(Records from a dataset)

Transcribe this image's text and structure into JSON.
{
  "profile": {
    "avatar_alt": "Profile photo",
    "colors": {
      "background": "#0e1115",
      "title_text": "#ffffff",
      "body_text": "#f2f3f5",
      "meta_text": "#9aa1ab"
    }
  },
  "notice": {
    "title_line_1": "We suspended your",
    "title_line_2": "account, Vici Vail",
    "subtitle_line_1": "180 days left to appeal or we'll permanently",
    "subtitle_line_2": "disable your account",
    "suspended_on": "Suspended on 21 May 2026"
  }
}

- Aim
From the listing above, reproduce all the lines exactly.

- Answer to this exercise
Transcribe this image's text and structure into JSON.
{
  "profile": {
    "avatar_alt": "Profile photo",
    "colors": {
      "background": "#0e1115",
      "title_text": "#ffffff",
      "body_text": "#f2f3f5",
      "meta_text": "#9aa1ab"
    }
  },
  "notice": {
    "title_line_1": "We suspended your",
    "title_line_2": "account, Vici Vail",
    "subtitle_line_1": "180 days left to appeal or we'll permanently",
    "subtitle_line_2": "disable your account",
    "suspended_on": "Suspended on 21 May 2026"
  }
}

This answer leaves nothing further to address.